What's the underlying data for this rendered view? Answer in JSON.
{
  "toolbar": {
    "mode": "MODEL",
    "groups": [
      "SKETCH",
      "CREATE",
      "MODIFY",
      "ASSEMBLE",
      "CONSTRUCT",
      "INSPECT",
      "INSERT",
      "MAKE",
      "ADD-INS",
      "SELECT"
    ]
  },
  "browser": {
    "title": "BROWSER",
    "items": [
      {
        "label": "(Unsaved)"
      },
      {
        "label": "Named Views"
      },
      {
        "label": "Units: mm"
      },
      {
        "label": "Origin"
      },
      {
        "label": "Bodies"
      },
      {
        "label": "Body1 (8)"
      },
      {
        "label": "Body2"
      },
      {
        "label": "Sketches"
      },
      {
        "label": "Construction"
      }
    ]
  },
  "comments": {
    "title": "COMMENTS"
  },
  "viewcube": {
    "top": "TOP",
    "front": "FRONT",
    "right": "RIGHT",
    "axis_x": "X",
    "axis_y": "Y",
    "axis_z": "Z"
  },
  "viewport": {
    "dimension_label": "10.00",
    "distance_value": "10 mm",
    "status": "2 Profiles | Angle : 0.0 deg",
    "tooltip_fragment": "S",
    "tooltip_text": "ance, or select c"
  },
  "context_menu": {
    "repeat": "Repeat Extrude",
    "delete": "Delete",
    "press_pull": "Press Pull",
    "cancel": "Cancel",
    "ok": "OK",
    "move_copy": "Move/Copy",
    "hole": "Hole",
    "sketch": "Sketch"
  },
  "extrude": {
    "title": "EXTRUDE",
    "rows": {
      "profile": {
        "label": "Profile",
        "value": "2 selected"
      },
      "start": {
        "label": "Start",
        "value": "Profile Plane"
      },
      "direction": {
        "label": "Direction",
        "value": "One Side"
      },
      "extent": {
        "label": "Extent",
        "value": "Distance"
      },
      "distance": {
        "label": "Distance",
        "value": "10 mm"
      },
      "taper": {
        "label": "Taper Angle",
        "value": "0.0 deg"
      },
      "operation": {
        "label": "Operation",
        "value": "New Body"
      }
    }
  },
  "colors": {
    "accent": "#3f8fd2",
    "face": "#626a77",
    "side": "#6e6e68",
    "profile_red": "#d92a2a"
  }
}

——————

## Task objective
Using the listing above, retype each line exactly.

## Answer below
What's the underlying data for this rendered view? Answer in JSON.
{
  "toolbar": {
    "mode": "MODEL",
    "groups": [
      "SKETCH",
      "CREATE",
      "MODIFY",
      "ASSEMBLE",
      "CONSTRUCT",
      "INSPECT",
      "INSERT",
      "MAKE",
      "ADD-INS",
      "SELECT"
    ]
  },
  "browser": {
    "title": "BROWSER",
    "items": [
      {
        "label": "(Unsaved)"
      },
      {
        "label": "Named Views"
      },
      {
        "label": "Units: mm"
      },
      {
        "label": "Origin"
      },
      {
        "label": "Bodies"
      },
      {
        "label": "Body1 (8)"
      },
      {
        "label": "Body2"
      },
      {
        "label": "Sketches"
      },
      {
        "label": "Construction"
      }
    ]
  },
  "comments": {
    "title": "COMMENTS"
  },
  "viewcube": {
    "top": "TOP",
    "front": "FRONT",
    "right": "RIGHT",
    "axis_x": "X",
    "axis_y": "Y",
    "axis_z": "Z"
  },
  "viewport": {
    "dimension_label": "10.00",
    "distance_value": "10 mm",
    "status": "2 Profiles | Angle : 0.0 deg",
    "tooltip_fragment": "S",
    "tooltip_text": "ance, or select c"
  },
  "context_menu": {
    "repeat": "Repeat Extrude",
    "delete": "Delete",
    "press_pull": "Press Pull",
    "cancel": "Cancel",
    "ok": "OK",
    "move_copy": "Move/Copy",
    "hole": "Hole",
    "sketch": "Sketch"
  },
  "extrude": {
    "title": "EXTRUDE",
    "rows": {
      "profile": {
        "label": "Profile",
        "value": "2 selected"
      },
      "start": {
        "label": "Start",
        "value": "Profile Plane"
      },
      "direction": {
        "label": "Direction",
        "value": "One Side"
      },
      "extent": {
        "label": "Extent",
        "value": "Distance"
      },
      "distance": {
        "label": "Distance",
        "value": "10 mm"
      },
      "taper": {
        "label": "Taper Angle",
        "value": "0.0 deg"
      },
      "operation": {
        "label": "Operation",
        "value": "New Body"
      }
    }
  },
  "colors": {
    "accent": "#3f8fd2",
    "face": "#626a77",
    "side": "#6e6e68",
    "profile_red": "#d92a2a"
  }
}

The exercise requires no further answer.